● EXERCISE:
Of the lines in the entries below, state how many hold the word "JSON". Say nothing else.

# # # # # # #

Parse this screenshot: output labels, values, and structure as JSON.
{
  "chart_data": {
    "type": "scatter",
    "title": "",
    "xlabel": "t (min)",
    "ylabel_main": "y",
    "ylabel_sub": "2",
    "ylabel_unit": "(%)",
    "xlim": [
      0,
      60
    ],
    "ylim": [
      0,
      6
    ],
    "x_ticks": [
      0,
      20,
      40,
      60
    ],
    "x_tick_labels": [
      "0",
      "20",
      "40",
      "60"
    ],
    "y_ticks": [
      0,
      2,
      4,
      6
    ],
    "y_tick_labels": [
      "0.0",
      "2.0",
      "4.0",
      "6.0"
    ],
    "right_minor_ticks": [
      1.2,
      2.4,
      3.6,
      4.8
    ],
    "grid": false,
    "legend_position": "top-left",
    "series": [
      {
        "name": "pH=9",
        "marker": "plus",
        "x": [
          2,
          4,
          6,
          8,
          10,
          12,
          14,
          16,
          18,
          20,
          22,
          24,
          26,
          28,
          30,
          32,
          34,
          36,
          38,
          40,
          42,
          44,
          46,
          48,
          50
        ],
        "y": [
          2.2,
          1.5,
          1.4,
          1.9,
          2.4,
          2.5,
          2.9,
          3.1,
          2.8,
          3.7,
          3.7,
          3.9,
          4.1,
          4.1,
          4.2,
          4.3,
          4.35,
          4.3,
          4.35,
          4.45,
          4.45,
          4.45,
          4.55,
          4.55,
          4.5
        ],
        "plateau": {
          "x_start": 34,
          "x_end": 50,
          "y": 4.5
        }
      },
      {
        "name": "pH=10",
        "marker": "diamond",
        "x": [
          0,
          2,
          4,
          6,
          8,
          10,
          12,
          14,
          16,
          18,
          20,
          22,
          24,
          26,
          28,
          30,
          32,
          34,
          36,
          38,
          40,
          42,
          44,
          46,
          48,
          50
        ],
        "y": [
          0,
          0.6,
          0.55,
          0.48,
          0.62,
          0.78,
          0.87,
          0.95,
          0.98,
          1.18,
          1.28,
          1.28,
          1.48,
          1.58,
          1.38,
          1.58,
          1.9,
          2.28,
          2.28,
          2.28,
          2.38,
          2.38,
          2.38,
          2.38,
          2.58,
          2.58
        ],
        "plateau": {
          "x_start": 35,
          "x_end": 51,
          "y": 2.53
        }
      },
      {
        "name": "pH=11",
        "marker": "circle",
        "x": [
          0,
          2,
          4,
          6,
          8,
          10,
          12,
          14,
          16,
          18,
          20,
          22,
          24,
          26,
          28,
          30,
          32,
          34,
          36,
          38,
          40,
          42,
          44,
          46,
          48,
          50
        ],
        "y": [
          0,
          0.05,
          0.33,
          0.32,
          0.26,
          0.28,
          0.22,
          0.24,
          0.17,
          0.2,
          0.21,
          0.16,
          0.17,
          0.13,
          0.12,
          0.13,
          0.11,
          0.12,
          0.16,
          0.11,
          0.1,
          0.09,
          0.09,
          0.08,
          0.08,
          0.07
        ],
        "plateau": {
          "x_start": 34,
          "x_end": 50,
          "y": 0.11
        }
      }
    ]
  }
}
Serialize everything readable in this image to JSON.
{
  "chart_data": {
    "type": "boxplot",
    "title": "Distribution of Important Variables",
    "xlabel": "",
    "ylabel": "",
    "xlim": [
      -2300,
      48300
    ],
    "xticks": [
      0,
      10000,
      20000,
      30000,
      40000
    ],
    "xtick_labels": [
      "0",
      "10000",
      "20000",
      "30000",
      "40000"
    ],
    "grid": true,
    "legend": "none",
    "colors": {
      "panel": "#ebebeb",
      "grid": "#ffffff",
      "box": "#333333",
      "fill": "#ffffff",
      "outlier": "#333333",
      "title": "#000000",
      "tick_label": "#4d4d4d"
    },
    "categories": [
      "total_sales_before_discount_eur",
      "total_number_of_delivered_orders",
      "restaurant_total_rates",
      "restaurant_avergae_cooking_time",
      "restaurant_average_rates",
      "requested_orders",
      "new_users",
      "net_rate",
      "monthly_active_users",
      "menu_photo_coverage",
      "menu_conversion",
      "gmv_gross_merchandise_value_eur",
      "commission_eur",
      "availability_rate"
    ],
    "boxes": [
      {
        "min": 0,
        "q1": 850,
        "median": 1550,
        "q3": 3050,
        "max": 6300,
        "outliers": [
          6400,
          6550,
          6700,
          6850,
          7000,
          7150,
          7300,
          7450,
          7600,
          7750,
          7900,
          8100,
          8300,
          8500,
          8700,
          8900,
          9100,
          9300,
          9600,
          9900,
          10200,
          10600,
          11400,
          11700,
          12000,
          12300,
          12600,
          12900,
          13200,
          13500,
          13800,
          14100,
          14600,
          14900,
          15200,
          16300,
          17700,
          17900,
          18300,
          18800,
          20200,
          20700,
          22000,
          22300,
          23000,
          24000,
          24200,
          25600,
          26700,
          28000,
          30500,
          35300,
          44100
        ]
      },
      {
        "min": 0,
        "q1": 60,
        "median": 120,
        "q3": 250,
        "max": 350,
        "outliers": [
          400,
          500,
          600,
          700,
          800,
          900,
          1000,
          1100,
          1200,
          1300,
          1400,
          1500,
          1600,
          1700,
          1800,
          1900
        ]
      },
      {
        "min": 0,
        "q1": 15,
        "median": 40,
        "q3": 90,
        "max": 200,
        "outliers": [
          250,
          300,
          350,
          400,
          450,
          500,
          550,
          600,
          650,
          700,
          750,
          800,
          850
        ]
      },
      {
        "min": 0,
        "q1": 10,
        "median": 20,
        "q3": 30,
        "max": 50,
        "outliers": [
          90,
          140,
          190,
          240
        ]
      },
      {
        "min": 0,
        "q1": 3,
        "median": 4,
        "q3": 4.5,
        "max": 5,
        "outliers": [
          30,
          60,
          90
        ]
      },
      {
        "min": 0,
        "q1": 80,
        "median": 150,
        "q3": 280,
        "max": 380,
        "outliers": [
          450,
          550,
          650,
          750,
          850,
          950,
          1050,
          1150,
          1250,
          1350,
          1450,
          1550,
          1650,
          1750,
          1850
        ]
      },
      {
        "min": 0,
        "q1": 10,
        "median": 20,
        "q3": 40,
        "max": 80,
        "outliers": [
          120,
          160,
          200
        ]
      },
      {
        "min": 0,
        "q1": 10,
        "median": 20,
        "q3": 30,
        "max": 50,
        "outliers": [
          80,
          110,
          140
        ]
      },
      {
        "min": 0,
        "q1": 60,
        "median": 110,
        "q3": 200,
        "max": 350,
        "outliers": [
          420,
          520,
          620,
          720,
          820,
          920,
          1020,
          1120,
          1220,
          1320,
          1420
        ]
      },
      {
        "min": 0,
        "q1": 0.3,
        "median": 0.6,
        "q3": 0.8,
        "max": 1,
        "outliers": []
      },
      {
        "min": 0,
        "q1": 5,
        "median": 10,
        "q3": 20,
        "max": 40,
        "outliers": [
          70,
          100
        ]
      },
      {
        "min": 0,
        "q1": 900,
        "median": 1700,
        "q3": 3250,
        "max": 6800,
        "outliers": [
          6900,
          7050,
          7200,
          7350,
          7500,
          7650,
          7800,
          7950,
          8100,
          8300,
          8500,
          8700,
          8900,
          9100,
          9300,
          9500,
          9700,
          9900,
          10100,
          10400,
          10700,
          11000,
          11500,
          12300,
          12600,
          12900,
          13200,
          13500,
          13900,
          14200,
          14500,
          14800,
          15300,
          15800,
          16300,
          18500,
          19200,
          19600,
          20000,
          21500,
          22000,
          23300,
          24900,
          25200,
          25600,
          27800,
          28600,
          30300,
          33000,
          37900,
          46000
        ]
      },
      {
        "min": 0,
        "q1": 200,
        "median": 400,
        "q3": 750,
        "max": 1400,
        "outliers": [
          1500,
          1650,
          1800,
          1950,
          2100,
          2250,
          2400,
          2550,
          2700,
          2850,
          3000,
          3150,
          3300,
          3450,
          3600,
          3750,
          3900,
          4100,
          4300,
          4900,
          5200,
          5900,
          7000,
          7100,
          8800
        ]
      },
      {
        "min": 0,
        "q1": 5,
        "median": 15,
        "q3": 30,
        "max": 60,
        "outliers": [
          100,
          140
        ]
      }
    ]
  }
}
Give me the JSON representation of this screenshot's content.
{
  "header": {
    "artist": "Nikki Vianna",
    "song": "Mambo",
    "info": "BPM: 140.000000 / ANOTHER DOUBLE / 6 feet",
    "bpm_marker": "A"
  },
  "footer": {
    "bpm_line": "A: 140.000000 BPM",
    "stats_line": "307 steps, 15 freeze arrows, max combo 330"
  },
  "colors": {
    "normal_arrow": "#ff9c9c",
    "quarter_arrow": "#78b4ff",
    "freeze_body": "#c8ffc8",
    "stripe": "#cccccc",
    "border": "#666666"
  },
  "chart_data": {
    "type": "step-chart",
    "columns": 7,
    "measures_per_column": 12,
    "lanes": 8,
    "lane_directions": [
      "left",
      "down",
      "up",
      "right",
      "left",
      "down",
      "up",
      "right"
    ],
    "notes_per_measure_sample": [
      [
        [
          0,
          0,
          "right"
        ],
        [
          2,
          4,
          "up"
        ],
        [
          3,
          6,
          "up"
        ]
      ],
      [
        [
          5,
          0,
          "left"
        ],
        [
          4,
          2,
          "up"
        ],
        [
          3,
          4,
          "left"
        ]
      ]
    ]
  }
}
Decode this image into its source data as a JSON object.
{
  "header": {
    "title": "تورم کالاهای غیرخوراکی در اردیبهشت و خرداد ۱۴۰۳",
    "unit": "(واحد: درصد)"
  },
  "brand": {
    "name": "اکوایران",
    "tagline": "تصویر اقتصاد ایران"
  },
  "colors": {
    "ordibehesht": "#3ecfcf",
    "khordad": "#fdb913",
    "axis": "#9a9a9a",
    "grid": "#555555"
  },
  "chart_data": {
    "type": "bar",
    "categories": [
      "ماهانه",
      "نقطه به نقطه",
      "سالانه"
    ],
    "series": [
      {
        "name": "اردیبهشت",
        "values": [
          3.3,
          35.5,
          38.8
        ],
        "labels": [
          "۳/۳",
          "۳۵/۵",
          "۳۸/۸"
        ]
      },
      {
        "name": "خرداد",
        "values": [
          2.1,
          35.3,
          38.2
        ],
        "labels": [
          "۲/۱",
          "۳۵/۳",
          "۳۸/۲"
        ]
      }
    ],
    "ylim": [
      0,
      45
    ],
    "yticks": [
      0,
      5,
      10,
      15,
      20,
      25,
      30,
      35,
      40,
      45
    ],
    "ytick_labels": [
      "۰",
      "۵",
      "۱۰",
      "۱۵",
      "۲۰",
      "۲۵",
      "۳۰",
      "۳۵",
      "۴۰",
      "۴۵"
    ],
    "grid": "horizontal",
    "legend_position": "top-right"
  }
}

# # # # # # #

● FULL OUTPUT:
4